● Set task: Determine the number of lines that have the string "Default" in them, and give only that number.

● Available data:
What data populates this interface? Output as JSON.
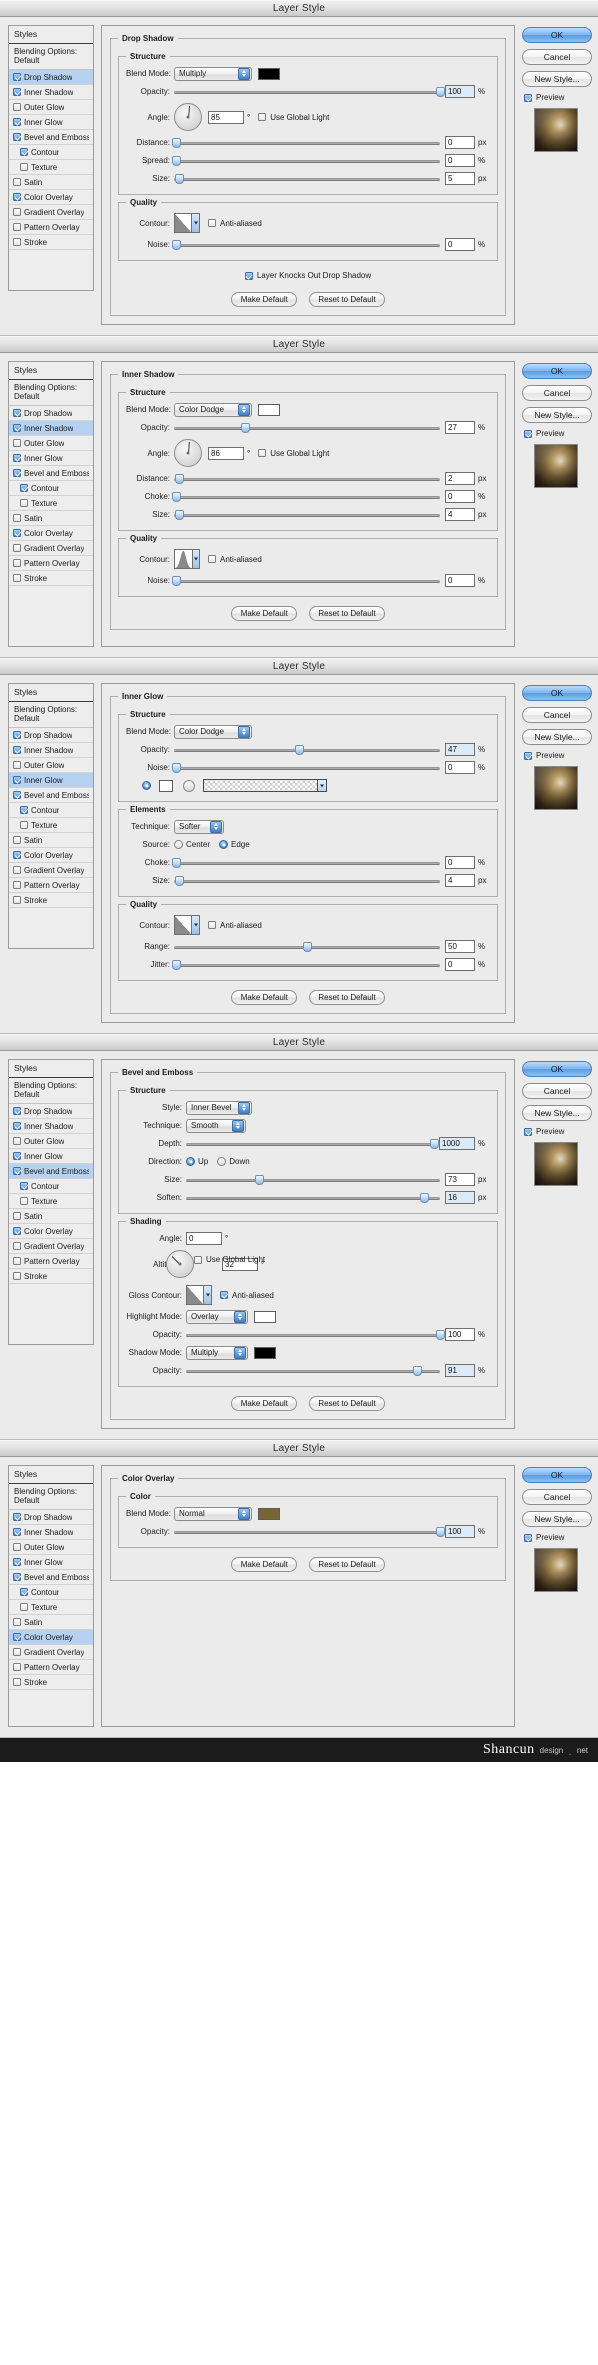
{
  "window_title": "Layer Style",
  "styles_panel": {
    "header": "Styles",
    "blending_options": "Blending Options: Default",
    "items": [
      {
        "label": "Drop Shadow",
        "checked": true,
        "indent": false
      },
      {
        "label": "Inner Shadow",
        "checked": true,
        "indent": false
      },
      {
        "label": "Outer Glow",
        "checked": false,
        "indent": false
      },
      {
        "label": "Inner Glow",
        "checked": true,
        "indent": false
      },
      {
        "label": "Bevel and Emboss",
        "checked": true,
        "indent": false
      },
      {
        "label": "Contour",
        "checked": true,
        "indent": true
      },
      {
        "label": "Texture",
        "checked": false,
        "indent": true
      },
      {
        "label": "Satin",
        "checked": false,
        "indent": false
      },
      {
        "label": "Color Overlay",
        "checked": true,
        "indent": false
      },
      {
        "label": "Gradient Overlay",
        "checked": false,
        "indent": false
      },
      {
        "label": "Pattern Overlay",
        "checked": false,
        "indent": false
      },
      {
        "label": "Stroke",
        "checked": false,
        "indent": false
      }
    ]
  },
  "buttons": {
    "ok": "OK",
    "cancel": "Cancel",
    "new_style": "New Style...",
    "preview": "Preview",
    "make_default": "Make Default",
    "reset_to_default": "Reset to Default"
  },
  "labels": {
    "structure": "Structure",
    "quality": "Quality",
    "elements": "Elements",
    "shading": "Shading",
    "color": "Color",
    "blend_mode": "Blend Mode:",
    "opacity": "Opacity:",
    "angle": "Angle:",
    "distance": "Distance:",
    "spread": "Spread:",
    "size": "Size:",
    "contour": "Contour:",
    "noise": "Noise:",
    "choke": "Choke:",
    "technique": "Technique:",
    "source": "Source:",
    "range": "Range:",
    "jitter": "Jitter:",
    "style": "Style:",
    "depth": "Depth:",
    "direction": "Direction:",
    "soften": "Soften:",
    "altitude": "Altitude:",
    "gloss_contour": "Gloss Contour:",
    "highlight_mode": "Highlight Mode:",
    "shadow_mode": "Shadow Mode:",
    "anti_aliased": "Anti-aliased",
    "use_global_light": "Use Global Light",
    "layer_knocks_out": "Layer Knocks Out Drop Shadow",
    "center": "Center",
    "edge": "Edge",
    "up": "Up",
    "down": "Down",
    "unit_pct": "%",
    "unit_px": "px",
    "degree": "°"
  },
  "panels": [
    {
      "id": "drop-shadow",
      "section_title": "Drop Shadow",
      "selected_style": "Drop Shadow",
      "blend_mode": "Multiply",
      "blend_color": "#000000",
      "opacity": "100",
      "angle": "85",
      "angle_deg": 85,
      "use_global_light": false,
      "distance": "0",
      "spread": "0",
      "size": "5",
      "noise": "0",
      "anti_aliased": false,
      "layer_knocks_out": true,
      "contour_shape": "linear"
    },
    {
      "id": "inner-shadow",
      "section_title": "Inner Shadow",
      "selected_style": "Inner Shadow",
      "blend_mode": "Color Dodge",
      "blend_color": "#ffffff",
      "opacity": "27",
      "angle": "86",
      "angle_deg": 86,
      "use_global_light": false,
      "distance": "2",
      "choke": "0",
      "size": "4",
      "noise": "0",
      "anti_aliased": false,
      "contour_shape": "gaussian"
    },
    {
      "id": "inner-glow",
      "section_title": "Inner Glow",
      "selected_style": "Inner Glow",
      "blend_mode": "Color Dodge",
      "opacity": "47",
      "noise": "0",
      "technique": "Softer",
      "source": "Edge",
      "choke": "0",
      "size": "4",
      "range": "50",
      "jitter": "0",
      "anti_aliased": false,
      "contour_shape": "linear"
    },
    {
      "id": "bevel-and-emboss",
      "section_title": "Bevel and Emboss",
      "selected_style": "Bevel and Emboss",
      "style": "Inner Bevel",
      "technique": "Smooth",
      "depth": "1000",
      "direction": "Up",
      "size": "73",
      "soften": "16",
      "angle": "0",
      "angle_deg": 0,
      "use_global_light": false,
      "altitude": "32",
      "gloss_anti_aliased": true,
      "highlight_mode": "Overlay",
      "highlight_color": "#ffffff",
      "highlight_opacity": "100",
      "shadow_mode": "Multiply",
      "shadow_color": "#000000",
      "shadow_opacity": "91"
    },
    {
      "id": "color-overlay",
      "section_title": "Color Overlay",
      "selected_style": "Color Overlay",
      "blend_mode": "Normal",
      "blend_color": "#7a6432",
      "opacity": "100"
    }
  ],
  "watermark": {
    "main": "Shancun",
    "sub": "design",
    "net": "net",
    "dot": "."
  }
}
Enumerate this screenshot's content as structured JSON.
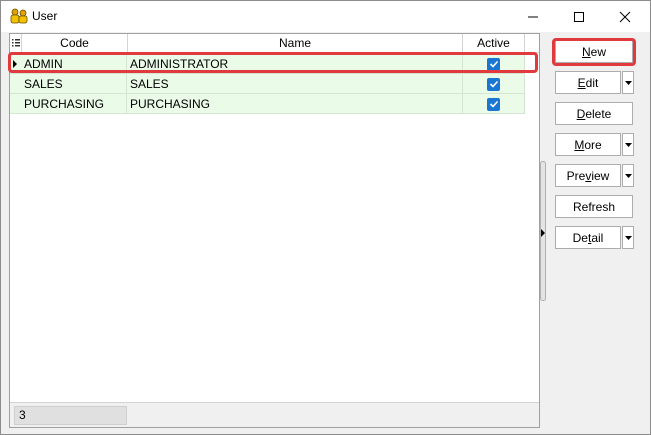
{
  "window": {
    "title": "User",
    "icons": {
      "app": "users-app-icon",
      "minimize": "minimize-icon",
      "maximize": "maximize-icon",
      "close": "close-icon"
    }
  },
  "grid": {
    "columns": {
      "code": "Code",
      "name": "Name",
      "active": "Active"
    },
    "rows": [
      {
        "code": "ADMIN",
        "name": "ADMINISTRATOR",
        "active": true,
        "current": true
      },
      {
        "code": "SALES",
        "name": "SALES",
        "active": true,
        "current": false
      },
      {
        "code": "PURCHASING",
        "name": "PURCHASING",
        "active": true,
        "current": false
      }
    ],
    "record_count": "3"
  },
  "buttons": {
    "new": {
      "pre": "",
      "key": "N",
      "post": "ew"
    },
    "edit": {
      "pre": "",
      "key": "E",
      "post": "dit"
    },
    "delete": {
      "pre": "",
      "key": "D",
      "post": "elete"
    },
    "more": {
      "pre": "",
      "key": "M",
      "post": "ore"
    },
    "preview": {
      "pre": "Pre",
      "key": "v",
      "post": "iew"
    },
    "refresh": {
      "pre": "Refresh",
      "key": "",
      "post": ""
    },
    "detail": {
      "pre": "De",
      "key": "t",
      "post": "ail"
    }
  },
  "colors": {
    "row_bg": "#eafbe8",
    "highlight": "#e0393e",
    "checkbox": "#1976d2"
  }
}
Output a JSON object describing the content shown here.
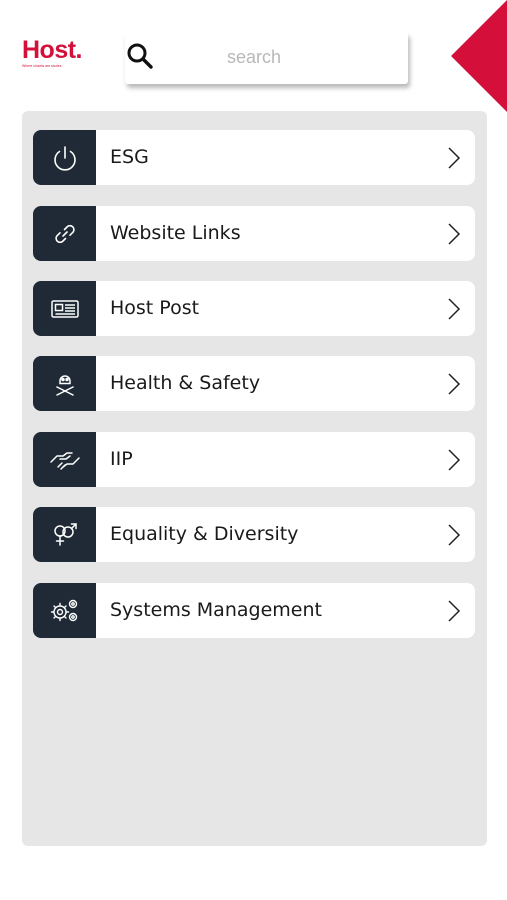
{
  "header": {
    "logo_text": "Host.",
    "logo_tagline": "Where closets are stories",
    "search_placeholder": "search"
  },
  "menu": {
    "items": [
      {
        "label": "ESG",
        "icon": "power-icon"
      },
      {
        "label": "Website Links",
        "icon": "link-icon"
      },
      {
        "label": "Host Post",
        "icon": "newspaper-icon"
      },
      {
        "label": "Health & Safety",
        "icon": "skull-crossbones-icon"
      },
      {
        "label": "IIP",
        "icon": "handshake-icon"
      },
      {
        "label": "Equality & Diversity",
        "icon": "gender-symbols-icon"
      },
      {
        "label": "Systems Management",
        "icon": "gears-icon"
      }
    ]
  },
  "colors": {
    "brand": "#d4103a",
    "icon_background": "#1f2a36",
    "panel_background": "#e6e6e6"
  }
}
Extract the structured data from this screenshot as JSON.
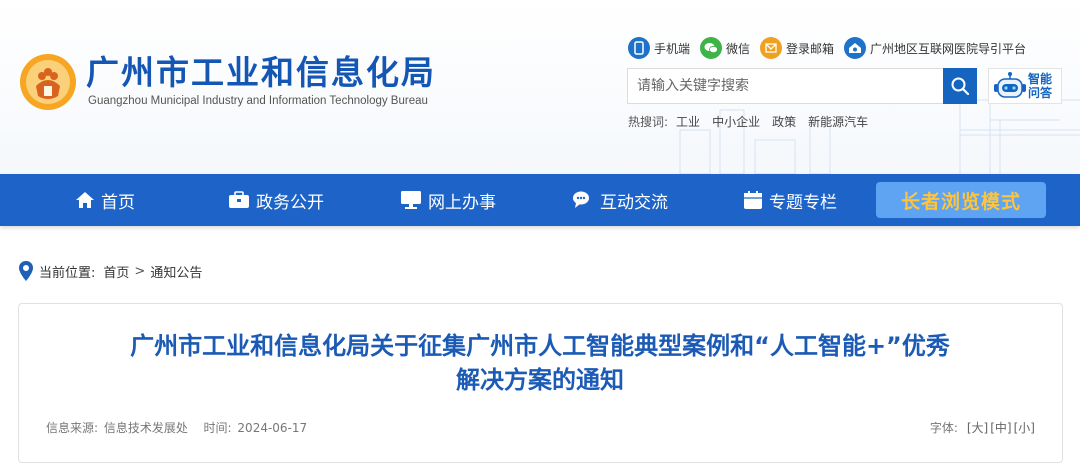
{
  "site": {
    "title": "广州市工业和信息化局",
    "subtitle": "Guangzhou Municipal Industry and Information Technology Bureau"
  },
  "top_links": [
    {
      "label": "手机端",
      "icon": "phone-icon"
    },
    {
      "label": "微信",
      "icon": "wechat-icon"
    },
    {
      "label": "登录邮箱",
      "icon": "mail-icon"
    },
    {
      "label": "广州地区互联网医院导引平台",
      "icon": "hospital-icon"
    }
  ],
  "search": {
    "placeholder": "请输入关键字搜索",
    "value": ""
  },
  "ai": {
    "label_line1": "智能",
    "label_line2": "问答"
  },
  "hot": {
    "label": "热搜词:",
    "items": [
      "工业",
      "中小企业",
      "政策",
      "新能源汽车"
    ]
  },
  "nav": {
    "items": [
      {
        "label": "首页",
        "icon": "home-icon"
      },
      {
        "label": "政务公开",
        "icon": "briefcase-icon"
      },
      {
        "label": "网上办事",
        "icon": "monitor-icon"
      },
      {
        "label": "互动交流",
        "icon": "chat-icon"
      },
      {
        "label": "专题专栏",
        "icon": "calendar-icon"
      }
    ],
    "elder_mode": "长者浏览模式"
  },
  "breadcrumb": {
    "label": "当前位置:",
    "items": [
      "首页",
      "通知公告"
    ],
    "separator": ">"
  },
  "article": {
    "title_line1": "广州市工业和信息化局关于征集广州市人工智能典型案例和“人工智能+”优秀",
    "title_line2": "解决方案的通知",
    "source_label": "信息来源:",
    "source": "信息技术发展处",
    "time_label": "时间:",
    "time": "2024-06-17",
    "font_label": "字体:",
    "font_sizes": [
      "[大]",
      "[中]",
      "[小]"
    ]
  },
  "colors": {
    "brand_blue": "#1e64c8",
    "title_blue": "#1c5bb5",
    "elder_text": "#ffc43a"
  }
}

● Response for this exercise: 3